Copy, in full, each line of the material that holds the word "ηλεκτροκίνησης".

== The data ==

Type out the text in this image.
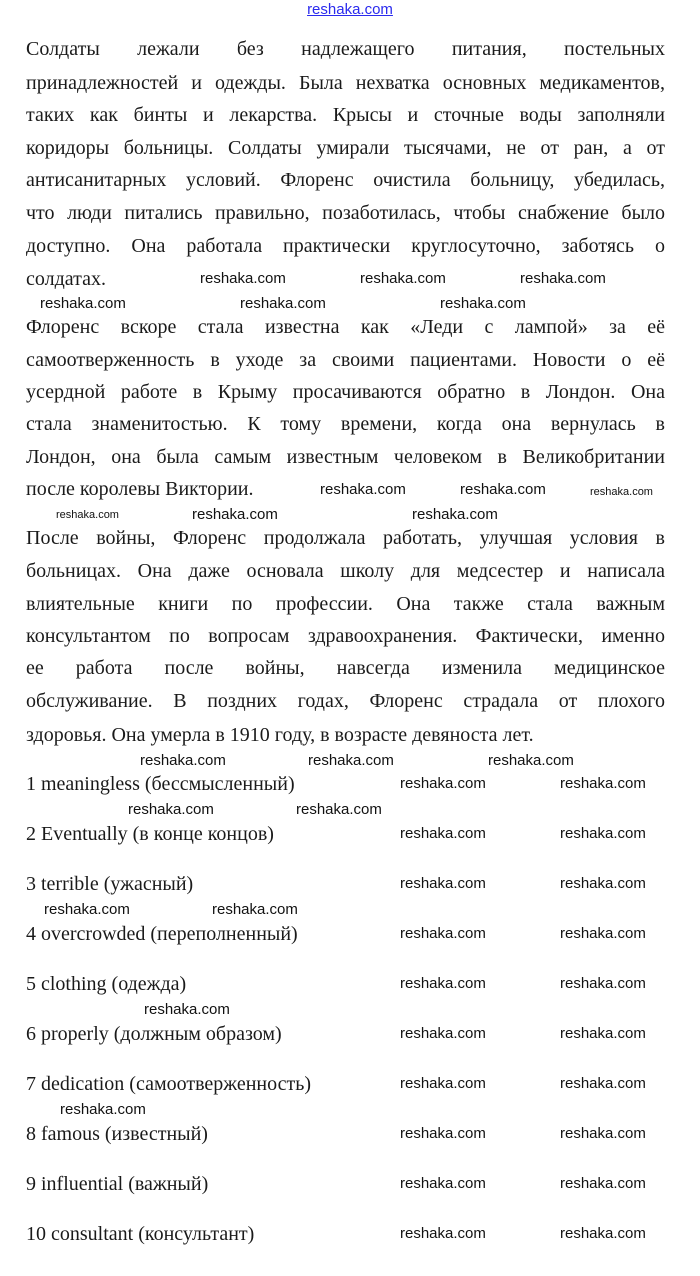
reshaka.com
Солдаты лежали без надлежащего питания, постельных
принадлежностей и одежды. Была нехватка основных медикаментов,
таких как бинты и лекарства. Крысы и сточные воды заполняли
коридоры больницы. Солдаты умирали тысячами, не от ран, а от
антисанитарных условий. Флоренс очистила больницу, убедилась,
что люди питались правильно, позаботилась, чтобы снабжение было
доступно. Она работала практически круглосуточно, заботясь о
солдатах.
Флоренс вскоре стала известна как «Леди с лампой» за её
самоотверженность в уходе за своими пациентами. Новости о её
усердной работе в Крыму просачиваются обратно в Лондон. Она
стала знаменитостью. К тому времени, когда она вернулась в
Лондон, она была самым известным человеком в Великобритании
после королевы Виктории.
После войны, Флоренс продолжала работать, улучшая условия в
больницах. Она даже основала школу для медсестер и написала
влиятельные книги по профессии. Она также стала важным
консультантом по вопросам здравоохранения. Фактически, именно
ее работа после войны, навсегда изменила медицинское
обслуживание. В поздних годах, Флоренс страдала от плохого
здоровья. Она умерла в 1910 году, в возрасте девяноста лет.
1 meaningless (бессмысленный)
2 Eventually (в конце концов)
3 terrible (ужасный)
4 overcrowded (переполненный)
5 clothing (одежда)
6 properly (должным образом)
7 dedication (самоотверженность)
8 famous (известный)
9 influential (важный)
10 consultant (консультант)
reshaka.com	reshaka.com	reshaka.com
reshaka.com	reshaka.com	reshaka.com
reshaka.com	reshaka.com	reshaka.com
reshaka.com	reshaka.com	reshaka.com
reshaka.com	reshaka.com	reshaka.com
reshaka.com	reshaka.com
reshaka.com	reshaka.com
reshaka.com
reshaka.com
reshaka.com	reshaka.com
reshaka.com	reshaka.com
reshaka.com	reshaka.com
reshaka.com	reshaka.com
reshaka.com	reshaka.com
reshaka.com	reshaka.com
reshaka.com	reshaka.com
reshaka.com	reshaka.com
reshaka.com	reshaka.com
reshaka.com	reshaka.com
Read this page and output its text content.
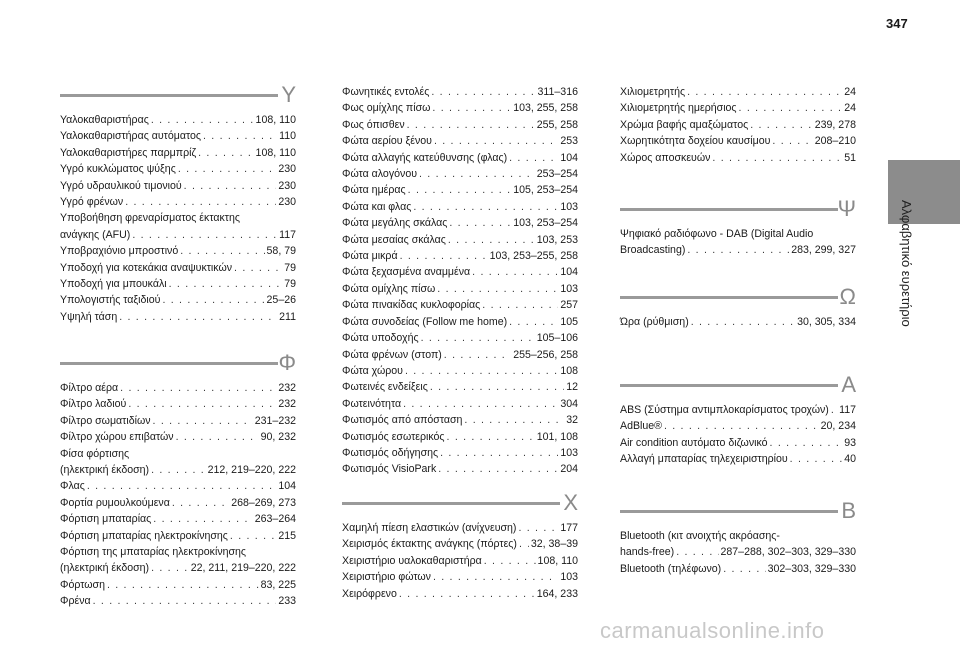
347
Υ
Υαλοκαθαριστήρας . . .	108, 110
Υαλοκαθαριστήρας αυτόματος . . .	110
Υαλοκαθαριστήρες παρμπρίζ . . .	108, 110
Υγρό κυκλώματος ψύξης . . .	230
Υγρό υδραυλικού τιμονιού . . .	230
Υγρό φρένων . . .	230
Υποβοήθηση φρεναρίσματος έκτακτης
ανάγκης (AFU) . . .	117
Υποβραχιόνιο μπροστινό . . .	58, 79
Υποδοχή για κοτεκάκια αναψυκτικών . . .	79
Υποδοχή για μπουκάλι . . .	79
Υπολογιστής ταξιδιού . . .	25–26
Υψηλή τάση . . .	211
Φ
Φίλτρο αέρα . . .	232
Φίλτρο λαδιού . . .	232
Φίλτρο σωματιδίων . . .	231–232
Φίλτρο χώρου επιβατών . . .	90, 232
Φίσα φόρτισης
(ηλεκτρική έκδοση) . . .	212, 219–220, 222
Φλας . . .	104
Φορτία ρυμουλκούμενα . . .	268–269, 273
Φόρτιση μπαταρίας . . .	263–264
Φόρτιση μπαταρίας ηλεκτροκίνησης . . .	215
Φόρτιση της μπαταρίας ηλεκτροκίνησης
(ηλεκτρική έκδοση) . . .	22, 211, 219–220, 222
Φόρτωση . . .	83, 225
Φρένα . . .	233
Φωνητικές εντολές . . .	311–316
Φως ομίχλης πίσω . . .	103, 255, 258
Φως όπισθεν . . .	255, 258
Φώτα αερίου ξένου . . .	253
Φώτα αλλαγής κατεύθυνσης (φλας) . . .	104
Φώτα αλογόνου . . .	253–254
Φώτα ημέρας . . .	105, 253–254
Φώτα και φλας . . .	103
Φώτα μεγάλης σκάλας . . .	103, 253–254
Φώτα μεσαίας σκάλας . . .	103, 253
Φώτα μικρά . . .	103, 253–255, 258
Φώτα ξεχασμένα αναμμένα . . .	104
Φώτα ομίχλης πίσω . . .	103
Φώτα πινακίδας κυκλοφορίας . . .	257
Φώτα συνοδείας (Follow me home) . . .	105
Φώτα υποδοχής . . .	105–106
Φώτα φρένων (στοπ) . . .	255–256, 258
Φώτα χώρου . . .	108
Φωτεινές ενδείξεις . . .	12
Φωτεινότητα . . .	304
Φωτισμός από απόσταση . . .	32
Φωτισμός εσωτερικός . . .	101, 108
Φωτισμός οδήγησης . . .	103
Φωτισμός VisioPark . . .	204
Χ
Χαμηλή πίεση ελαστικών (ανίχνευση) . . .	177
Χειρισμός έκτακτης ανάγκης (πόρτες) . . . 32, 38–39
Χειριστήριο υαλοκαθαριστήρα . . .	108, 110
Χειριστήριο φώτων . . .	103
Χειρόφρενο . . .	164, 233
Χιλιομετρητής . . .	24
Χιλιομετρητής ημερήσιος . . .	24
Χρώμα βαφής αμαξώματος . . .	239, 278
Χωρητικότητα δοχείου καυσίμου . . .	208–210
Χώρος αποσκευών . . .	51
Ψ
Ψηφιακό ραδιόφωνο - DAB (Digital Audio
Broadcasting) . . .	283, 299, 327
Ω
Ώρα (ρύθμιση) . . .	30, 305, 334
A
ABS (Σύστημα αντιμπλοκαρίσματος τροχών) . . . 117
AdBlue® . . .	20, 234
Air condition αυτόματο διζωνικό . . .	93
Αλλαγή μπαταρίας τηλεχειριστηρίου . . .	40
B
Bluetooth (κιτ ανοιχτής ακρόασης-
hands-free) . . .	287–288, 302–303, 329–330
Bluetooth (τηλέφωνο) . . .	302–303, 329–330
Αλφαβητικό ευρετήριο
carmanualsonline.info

===

▶ _Completed task_
Φόρτιση μπαταρίας ηλεκτροκίνησης . . .	215
Φόρτιση της μπαταρίας ηλεκτροκίνησης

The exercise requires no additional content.